## Stated problem
Filter this material down to the lines that hold "Greece", copying each one.

(Stored data)
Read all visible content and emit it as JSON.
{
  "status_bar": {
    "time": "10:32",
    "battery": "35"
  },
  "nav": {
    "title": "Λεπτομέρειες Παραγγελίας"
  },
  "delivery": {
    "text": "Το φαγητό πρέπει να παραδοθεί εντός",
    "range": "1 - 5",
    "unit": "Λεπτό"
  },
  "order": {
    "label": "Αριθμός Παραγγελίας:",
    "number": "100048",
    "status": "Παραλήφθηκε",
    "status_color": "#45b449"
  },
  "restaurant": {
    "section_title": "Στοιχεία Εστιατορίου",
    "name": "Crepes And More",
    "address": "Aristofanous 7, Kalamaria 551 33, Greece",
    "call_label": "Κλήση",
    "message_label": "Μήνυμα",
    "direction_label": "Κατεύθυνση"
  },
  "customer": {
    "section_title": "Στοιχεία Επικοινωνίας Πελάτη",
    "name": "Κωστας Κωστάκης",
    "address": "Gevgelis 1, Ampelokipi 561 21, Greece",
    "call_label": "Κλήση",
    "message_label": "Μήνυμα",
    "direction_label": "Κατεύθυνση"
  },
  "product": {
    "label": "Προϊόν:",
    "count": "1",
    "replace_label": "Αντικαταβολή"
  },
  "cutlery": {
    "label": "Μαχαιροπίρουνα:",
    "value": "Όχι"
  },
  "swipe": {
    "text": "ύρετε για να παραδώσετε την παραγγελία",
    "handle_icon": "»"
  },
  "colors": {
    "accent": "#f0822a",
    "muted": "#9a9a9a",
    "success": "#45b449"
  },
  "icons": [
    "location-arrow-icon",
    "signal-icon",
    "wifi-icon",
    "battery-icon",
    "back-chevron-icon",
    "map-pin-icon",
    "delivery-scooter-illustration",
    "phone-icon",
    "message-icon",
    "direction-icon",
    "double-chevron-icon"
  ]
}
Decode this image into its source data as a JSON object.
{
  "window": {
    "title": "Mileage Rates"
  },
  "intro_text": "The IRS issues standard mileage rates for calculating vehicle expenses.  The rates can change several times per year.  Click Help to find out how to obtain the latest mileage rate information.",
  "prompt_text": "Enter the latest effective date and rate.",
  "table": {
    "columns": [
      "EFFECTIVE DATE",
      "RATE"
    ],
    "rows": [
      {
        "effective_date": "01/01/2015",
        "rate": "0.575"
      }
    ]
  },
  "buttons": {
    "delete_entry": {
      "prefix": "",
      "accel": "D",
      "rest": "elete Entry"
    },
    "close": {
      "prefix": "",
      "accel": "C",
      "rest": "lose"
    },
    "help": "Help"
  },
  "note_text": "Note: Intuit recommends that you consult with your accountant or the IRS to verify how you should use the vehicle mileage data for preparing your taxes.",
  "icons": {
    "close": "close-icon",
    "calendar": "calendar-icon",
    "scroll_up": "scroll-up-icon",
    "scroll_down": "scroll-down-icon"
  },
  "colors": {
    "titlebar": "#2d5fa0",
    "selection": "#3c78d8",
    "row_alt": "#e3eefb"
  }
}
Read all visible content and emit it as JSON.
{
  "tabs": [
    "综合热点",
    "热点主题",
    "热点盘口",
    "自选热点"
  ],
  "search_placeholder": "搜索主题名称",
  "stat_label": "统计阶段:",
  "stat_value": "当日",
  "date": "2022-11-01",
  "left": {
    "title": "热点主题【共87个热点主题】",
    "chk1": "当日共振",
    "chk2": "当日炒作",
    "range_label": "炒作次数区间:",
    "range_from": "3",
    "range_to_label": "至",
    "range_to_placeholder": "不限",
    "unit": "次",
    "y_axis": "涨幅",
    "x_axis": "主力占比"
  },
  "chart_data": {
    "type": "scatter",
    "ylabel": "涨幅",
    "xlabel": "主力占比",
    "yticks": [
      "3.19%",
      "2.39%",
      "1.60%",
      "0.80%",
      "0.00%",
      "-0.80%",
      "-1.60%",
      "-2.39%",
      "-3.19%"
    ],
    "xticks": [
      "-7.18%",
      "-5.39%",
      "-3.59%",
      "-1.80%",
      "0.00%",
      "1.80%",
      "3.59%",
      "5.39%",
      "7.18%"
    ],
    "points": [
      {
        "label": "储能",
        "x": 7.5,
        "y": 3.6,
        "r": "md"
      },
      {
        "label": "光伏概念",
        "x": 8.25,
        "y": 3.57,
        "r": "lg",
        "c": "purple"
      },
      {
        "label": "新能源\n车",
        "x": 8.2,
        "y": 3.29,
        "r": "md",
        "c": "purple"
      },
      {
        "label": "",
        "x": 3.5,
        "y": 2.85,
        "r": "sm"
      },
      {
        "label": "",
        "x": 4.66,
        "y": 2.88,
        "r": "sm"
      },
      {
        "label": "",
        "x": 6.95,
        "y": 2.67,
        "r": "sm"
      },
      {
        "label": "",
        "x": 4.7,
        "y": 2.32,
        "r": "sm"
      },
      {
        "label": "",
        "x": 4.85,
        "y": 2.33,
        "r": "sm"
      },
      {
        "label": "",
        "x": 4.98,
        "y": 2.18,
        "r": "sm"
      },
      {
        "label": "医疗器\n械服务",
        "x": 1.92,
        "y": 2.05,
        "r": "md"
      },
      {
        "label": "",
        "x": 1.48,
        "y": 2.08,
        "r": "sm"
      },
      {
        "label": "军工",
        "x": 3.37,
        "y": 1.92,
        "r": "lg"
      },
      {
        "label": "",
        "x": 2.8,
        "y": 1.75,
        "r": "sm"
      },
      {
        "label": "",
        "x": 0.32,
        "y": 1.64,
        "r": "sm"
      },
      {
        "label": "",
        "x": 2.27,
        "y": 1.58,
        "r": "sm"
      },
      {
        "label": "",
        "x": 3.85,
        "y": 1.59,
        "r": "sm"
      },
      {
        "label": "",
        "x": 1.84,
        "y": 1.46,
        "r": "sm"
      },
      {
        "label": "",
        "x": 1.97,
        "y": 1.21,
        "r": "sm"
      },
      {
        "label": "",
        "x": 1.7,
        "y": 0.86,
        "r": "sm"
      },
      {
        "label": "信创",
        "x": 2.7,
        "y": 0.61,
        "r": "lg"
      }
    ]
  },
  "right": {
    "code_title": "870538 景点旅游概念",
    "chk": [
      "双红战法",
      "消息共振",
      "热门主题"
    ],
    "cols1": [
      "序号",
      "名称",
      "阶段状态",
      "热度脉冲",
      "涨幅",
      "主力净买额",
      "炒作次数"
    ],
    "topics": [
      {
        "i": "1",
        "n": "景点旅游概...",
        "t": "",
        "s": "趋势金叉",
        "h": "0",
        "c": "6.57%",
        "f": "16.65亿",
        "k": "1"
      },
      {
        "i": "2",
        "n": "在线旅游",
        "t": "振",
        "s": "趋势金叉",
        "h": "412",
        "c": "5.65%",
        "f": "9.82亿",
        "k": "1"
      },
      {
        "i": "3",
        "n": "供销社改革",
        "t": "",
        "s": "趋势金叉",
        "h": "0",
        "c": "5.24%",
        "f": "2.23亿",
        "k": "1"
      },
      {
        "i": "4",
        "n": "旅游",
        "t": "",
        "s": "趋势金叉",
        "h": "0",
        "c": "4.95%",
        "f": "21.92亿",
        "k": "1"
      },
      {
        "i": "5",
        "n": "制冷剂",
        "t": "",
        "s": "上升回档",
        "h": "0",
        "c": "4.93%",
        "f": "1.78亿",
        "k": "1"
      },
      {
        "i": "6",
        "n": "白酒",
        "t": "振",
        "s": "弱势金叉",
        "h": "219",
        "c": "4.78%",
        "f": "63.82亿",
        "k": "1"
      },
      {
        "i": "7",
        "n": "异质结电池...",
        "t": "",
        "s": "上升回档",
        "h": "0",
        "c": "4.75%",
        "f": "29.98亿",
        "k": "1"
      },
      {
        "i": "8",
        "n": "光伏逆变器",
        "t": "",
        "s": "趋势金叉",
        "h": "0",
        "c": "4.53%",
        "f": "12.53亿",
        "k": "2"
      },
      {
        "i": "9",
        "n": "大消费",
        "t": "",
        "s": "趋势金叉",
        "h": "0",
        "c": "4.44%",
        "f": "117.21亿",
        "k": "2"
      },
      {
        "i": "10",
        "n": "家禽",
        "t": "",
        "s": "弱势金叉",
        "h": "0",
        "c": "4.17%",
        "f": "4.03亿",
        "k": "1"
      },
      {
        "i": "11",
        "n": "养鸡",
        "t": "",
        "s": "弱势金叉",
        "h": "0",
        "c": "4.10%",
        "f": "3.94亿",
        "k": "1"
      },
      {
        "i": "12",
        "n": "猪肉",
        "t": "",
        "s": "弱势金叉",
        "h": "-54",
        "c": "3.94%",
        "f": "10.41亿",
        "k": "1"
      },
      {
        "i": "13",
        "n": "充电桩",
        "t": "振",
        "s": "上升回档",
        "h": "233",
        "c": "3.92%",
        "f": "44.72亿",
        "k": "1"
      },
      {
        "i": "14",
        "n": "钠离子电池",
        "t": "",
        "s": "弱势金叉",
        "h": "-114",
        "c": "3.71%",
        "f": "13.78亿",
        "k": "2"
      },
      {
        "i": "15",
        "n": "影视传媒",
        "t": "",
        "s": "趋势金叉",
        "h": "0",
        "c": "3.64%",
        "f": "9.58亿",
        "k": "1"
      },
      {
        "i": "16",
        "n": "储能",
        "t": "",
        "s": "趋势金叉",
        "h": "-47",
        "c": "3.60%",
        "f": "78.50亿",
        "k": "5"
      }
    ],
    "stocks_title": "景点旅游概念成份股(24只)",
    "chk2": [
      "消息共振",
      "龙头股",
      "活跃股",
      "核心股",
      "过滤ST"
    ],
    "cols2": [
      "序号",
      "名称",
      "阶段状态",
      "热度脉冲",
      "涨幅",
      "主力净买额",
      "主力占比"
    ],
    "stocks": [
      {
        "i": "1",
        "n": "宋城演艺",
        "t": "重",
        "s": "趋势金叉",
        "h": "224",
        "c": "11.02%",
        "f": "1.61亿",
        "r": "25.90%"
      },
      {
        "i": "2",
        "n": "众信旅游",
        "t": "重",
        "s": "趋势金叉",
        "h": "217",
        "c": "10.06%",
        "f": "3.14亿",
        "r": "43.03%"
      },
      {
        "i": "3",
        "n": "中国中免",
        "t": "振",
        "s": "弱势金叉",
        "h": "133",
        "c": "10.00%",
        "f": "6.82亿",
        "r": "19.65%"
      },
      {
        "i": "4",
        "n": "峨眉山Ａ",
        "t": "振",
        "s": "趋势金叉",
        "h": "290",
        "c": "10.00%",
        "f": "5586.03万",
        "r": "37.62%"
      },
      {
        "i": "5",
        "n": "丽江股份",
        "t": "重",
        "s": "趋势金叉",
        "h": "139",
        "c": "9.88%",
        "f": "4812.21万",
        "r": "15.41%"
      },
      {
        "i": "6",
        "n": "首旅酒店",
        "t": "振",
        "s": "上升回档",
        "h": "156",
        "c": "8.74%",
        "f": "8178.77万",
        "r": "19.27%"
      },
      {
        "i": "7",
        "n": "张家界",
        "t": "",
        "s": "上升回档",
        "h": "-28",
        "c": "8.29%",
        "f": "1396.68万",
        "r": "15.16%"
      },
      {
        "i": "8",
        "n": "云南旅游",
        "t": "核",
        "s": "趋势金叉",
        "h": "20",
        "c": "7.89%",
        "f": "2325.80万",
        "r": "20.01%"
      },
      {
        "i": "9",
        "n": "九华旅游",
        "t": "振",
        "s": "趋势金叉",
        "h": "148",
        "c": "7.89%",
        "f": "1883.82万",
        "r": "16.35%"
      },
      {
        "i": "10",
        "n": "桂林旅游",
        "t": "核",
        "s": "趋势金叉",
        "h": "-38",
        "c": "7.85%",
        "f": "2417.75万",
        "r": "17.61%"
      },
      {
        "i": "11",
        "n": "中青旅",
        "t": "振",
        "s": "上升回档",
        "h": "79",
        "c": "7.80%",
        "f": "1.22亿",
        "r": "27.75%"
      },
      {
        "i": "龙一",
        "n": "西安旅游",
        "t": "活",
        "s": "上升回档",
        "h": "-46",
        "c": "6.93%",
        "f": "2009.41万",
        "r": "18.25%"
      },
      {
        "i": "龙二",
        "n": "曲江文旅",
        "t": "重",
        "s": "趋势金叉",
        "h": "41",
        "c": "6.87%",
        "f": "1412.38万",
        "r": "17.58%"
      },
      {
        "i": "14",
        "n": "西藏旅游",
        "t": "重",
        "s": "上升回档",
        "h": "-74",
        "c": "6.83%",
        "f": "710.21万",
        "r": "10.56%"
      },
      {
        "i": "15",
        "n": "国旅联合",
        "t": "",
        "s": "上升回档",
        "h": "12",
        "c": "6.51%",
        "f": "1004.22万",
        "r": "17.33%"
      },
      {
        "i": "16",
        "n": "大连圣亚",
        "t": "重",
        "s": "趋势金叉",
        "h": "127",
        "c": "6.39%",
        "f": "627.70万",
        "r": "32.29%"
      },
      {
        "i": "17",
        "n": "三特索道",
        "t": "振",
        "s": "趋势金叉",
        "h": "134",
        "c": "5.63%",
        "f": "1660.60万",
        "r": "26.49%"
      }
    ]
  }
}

## The solution
    "address": "Aristofanous 7, Kalamaria 551 33, Greece",
    "address": "Gevgelis 1, Ampelokipi 561 21, Greece",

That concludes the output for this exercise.